__WHAT YOU ARE ASKED TO DO__
Report every line below that holds the word "正确的一组是".

-- Begin DATA EXTRACT --

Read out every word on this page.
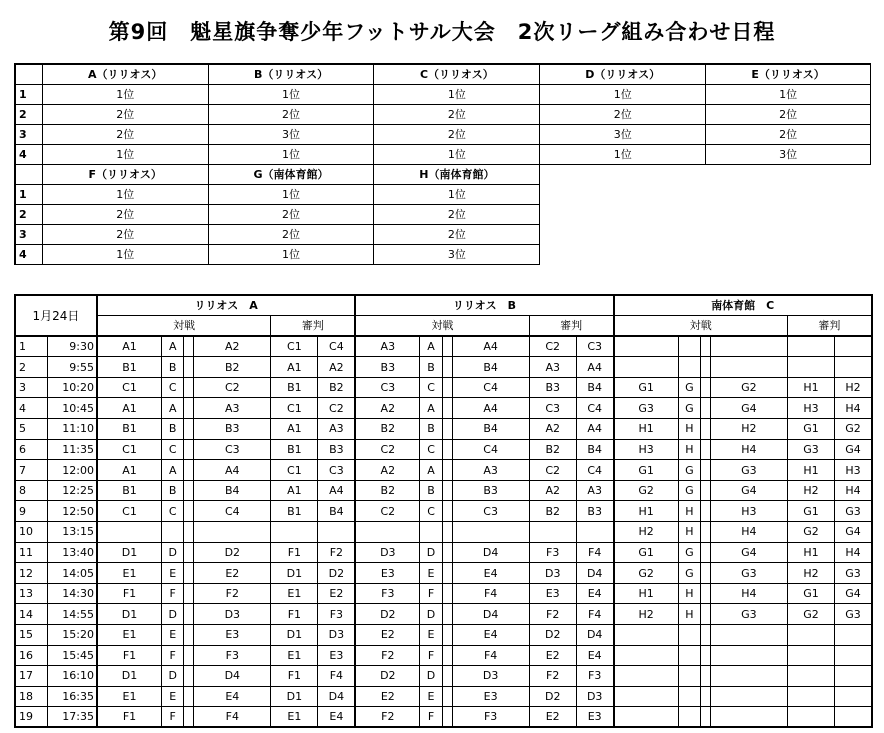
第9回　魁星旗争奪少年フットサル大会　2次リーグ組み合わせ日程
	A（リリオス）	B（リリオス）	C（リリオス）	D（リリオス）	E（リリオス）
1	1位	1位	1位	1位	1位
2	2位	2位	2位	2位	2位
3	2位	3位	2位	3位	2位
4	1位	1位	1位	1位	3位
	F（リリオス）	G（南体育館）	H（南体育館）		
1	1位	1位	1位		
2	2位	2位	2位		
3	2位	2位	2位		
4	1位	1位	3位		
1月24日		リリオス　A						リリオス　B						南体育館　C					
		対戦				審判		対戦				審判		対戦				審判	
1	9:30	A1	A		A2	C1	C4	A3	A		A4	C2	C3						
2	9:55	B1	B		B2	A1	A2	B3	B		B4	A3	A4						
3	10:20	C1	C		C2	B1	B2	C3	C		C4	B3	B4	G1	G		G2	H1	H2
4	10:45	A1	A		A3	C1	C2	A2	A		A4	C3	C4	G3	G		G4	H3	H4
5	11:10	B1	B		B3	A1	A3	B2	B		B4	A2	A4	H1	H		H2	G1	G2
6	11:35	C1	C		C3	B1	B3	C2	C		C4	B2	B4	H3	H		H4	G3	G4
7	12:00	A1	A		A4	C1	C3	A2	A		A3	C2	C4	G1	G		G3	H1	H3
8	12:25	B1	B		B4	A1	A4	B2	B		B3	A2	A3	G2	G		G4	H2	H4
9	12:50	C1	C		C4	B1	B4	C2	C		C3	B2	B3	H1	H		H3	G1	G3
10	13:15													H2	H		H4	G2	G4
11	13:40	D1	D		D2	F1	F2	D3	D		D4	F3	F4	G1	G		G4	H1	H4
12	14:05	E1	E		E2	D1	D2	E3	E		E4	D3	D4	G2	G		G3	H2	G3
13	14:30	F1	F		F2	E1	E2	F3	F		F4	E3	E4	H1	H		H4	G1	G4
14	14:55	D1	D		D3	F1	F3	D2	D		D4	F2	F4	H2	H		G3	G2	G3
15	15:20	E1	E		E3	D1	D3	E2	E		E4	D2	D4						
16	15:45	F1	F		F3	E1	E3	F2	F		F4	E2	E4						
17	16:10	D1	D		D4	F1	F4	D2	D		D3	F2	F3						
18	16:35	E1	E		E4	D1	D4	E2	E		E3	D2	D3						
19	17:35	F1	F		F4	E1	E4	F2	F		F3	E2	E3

-- End DATA EXTRACT --
-- Begin DATA EXTRACT --

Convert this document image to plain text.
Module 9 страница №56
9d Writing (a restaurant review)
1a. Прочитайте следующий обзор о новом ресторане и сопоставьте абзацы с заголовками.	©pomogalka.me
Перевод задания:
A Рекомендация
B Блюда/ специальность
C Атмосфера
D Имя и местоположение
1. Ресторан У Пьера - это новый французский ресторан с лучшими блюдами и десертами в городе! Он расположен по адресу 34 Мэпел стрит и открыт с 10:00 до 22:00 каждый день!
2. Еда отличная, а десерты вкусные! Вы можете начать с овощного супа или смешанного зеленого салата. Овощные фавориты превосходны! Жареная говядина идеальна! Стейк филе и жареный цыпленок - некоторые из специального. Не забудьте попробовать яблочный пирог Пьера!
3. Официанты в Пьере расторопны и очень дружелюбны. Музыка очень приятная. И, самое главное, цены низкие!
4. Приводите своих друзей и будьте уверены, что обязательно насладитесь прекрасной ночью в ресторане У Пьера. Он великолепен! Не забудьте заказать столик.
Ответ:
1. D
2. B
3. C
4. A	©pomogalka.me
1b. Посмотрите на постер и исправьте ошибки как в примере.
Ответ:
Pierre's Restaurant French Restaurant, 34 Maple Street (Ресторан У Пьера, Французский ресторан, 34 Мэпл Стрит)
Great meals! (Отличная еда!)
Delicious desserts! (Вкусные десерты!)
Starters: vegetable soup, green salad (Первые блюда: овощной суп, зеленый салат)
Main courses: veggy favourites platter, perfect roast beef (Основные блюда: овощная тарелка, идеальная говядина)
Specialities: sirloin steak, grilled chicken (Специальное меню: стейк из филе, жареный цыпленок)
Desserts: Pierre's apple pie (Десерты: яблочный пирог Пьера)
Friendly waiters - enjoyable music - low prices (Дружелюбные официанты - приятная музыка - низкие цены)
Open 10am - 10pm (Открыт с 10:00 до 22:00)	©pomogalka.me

-- End DATA EXTRACT --
-- Begin DATA EXTRACT --

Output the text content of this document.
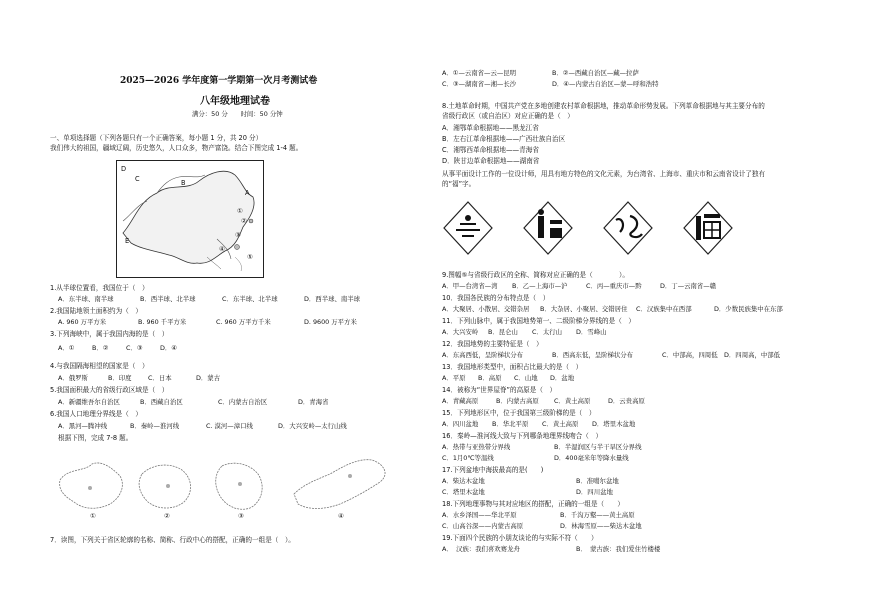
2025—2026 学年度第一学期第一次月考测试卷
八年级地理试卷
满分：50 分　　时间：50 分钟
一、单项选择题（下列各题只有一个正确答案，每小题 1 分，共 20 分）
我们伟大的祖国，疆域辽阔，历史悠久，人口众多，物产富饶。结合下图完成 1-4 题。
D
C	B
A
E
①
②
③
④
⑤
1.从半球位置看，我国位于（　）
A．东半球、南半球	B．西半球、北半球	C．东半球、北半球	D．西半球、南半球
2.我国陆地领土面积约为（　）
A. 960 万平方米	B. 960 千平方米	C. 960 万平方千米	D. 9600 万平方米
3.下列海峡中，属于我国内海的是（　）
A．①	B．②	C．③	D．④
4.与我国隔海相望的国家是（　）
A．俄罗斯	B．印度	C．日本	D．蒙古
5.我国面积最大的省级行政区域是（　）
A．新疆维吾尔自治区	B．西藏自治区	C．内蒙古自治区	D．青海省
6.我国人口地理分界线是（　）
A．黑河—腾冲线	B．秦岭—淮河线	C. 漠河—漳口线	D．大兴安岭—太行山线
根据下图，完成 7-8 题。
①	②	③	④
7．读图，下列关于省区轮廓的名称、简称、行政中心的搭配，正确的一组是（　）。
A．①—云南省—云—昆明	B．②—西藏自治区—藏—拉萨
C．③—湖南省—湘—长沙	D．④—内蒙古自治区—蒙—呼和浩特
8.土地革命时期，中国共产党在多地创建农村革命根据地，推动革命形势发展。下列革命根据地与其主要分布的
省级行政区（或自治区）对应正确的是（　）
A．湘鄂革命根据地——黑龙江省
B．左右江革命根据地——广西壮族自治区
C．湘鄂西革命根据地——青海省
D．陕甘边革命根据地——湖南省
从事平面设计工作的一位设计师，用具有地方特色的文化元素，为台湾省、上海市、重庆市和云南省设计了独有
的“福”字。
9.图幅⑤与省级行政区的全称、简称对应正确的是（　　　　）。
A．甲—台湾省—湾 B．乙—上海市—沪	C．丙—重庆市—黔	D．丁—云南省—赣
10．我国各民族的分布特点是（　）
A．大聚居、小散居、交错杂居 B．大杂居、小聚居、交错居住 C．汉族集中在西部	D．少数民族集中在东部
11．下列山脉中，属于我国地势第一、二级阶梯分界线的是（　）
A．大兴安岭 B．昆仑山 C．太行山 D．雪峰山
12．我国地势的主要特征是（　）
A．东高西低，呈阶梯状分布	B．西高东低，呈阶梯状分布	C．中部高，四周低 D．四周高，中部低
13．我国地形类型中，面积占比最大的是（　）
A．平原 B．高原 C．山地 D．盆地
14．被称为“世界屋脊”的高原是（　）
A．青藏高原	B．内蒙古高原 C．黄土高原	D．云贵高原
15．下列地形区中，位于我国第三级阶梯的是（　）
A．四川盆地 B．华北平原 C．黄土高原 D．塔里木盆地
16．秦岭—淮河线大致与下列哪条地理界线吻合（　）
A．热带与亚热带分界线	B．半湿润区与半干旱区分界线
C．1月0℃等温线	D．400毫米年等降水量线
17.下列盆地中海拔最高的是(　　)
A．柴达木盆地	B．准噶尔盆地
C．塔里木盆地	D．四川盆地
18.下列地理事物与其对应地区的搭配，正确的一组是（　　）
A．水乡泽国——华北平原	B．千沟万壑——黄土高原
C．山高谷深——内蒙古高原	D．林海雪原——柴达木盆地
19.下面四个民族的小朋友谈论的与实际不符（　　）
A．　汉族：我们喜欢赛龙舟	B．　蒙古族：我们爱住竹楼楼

-- End DATA EXTRACT --

__RESULT OF THIS TASK__
7．读图，下列关于省区轮廓的名称、简称、行政中心的搭配，正确的一组是（　）。
18.下列地理事物与其对应地区的搭配，正确的一组是（　　）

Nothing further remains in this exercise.